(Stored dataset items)
__________________________________________________

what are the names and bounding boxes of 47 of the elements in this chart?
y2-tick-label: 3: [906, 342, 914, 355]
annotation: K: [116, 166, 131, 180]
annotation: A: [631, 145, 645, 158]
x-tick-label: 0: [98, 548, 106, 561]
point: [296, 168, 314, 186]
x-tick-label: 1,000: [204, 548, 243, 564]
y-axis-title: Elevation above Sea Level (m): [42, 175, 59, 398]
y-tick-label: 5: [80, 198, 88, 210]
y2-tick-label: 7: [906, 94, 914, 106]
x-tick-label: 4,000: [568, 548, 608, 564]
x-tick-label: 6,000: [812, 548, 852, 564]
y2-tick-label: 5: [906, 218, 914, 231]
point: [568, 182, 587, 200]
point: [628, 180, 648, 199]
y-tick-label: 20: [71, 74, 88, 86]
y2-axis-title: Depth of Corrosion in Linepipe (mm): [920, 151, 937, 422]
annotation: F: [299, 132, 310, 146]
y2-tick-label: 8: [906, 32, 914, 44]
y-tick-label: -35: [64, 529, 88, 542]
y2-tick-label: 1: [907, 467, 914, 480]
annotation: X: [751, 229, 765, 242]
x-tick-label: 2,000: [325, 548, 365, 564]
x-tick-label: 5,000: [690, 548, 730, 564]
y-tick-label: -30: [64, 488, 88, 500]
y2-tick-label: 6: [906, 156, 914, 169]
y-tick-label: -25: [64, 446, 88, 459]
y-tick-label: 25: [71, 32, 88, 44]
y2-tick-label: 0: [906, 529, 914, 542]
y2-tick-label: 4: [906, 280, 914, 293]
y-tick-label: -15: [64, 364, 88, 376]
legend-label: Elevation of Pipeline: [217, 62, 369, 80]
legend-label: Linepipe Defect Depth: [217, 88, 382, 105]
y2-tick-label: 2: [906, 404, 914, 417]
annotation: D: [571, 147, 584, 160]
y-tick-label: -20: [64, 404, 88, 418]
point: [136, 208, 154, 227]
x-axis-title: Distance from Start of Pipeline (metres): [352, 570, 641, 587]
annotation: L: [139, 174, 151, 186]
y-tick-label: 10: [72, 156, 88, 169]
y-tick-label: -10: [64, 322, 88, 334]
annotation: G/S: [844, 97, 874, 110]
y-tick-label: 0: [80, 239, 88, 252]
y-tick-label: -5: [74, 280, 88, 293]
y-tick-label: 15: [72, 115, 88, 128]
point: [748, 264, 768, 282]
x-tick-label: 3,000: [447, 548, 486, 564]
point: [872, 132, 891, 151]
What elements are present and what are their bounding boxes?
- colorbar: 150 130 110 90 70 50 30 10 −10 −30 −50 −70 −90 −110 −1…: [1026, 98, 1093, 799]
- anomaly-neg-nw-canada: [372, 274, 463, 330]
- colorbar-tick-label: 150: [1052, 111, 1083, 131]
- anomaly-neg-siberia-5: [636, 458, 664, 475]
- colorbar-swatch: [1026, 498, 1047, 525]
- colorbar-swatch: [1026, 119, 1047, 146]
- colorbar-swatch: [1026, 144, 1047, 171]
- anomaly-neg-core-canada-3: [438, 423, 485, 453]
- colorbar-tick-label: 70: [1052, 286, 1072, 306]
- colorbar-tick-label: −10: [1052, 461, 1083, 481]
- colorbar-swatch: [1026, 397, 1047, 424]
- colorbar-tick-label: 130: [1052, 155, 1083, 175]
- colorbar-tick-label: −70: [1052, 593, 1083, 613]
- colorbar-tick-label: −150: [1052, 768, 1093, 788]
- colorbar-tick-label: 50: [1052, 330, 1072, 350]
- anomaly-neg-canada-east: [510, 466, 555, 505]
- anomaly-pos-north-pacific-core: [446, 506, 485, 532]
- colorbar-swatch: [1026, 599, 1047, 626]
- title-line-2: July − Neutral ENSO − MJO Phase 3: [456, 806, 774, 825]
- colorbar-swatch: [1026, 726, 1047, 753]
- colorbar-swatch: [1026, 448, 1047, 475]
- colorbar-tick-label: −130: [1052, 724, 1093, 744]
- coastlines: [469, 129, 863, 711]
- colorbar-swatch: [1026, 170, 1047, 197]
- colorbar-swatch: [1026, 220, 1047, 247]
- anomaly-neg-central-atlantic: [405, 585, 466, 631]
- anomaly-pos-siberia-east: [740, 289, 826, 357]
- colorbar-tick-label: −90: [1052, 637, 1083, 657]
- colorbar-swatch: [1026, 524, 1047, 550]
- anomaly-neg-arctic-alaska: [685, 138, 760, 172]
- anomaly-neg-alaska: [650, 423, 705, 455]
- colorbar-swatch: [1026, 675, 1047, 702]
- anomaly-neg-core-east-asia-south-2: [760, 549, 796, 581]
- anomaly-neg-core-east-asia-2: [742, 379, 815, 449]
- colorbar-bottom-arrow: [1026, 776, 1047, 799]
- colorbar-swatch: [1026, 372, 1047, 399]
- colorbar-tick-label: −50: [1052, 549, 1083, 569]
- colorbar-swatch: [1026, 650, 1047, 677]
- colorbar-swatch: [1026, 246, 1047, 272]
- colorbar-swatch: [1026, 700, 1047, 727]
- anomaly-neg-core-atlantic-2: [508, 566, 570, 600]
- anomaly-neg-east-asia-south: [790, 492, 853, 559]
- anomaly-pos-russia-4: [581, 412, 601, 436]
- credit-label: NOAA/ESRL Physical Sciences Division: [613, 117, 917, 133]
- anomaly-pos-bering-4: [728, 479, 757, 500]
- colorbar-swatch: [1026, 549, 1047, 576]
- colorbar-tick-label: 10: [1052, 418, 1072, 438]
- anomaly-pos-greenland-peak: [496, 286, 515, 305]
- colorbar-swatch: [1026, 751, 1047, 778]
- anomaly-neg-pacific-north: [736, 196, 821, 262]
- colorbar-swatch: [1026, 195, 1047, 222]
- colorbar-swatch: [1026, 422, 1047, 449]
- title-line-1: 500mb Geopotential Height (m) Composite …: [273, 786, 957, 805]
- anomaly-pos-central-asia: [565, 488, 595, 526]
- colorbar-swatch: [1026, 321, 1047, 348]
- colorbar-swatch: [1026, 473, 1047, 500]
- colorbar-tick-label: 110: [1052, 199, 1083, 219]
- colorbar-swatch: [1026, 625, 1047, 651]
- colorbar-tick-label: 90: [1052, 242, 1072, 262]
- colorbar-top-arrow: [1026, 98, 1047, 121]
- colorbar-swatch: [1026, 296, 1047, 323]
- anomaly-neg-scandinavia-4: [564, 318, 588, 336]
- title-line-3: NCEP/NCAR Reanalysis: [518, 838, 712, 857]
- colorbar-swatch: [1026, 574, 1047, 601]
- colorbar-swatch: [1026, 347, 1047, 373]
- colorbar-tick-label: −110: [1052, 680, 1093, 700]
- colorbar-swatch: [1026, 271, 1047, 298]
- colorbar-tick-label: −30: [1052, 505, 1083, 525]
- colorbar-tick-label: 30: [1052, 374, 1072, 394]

__________________________________________________

Express as a JSON list of strings, one per line with blank lines omitted, the part of the material that begins at its start and ends with the line containing "y2-tick-label: 8: [906, 32, 914, 44]".

[Reply]
[
  "what are the names and bounding boxes of 47 of the elements in this chart?",
  "y2-tick-label: 3: [906, 342, 914, 355]",
  "annotation: K: [116, 166, 131, 180]",
  "annotation: A: [631, 145, 645, 158]",
  "x-tick-label: 0: [98, 548, 106, 561]",
  "point: [296, 168, 314, 186]",
  "x-tick-label: 1,000: [204, 548, 243, 564]",
  "y-axis-title: Elevation above Sea Level (m): [42, 175, 59, 398]",
  "y-tick-label: 5: [80, 198, 88, 210]",
  "y2-tick-label: 7: [906, 94, 914, 106]",
  "x-tick-label: 4,000: [568, 548, 608, 564]",
  "x-tick-label: 6,000: [812, 548, 852, 564]",
  "y2-tick-label: 5: [906, 218, 914, 231]",
  "point: [568, 182, 587, 200]",
  "point: [628, 180, 648, 199]",
  "y-tick-label: 20: [71, 74, 88, 86]",
  "y2-axis-title: Depth of Corrosion in Linepipe (mm): [920, 151, 937, 422]",
  "annotation: F: [299, 132, 310, 146]",
  "y2-tick-label: 8: [906, 32, 914, 44]"
]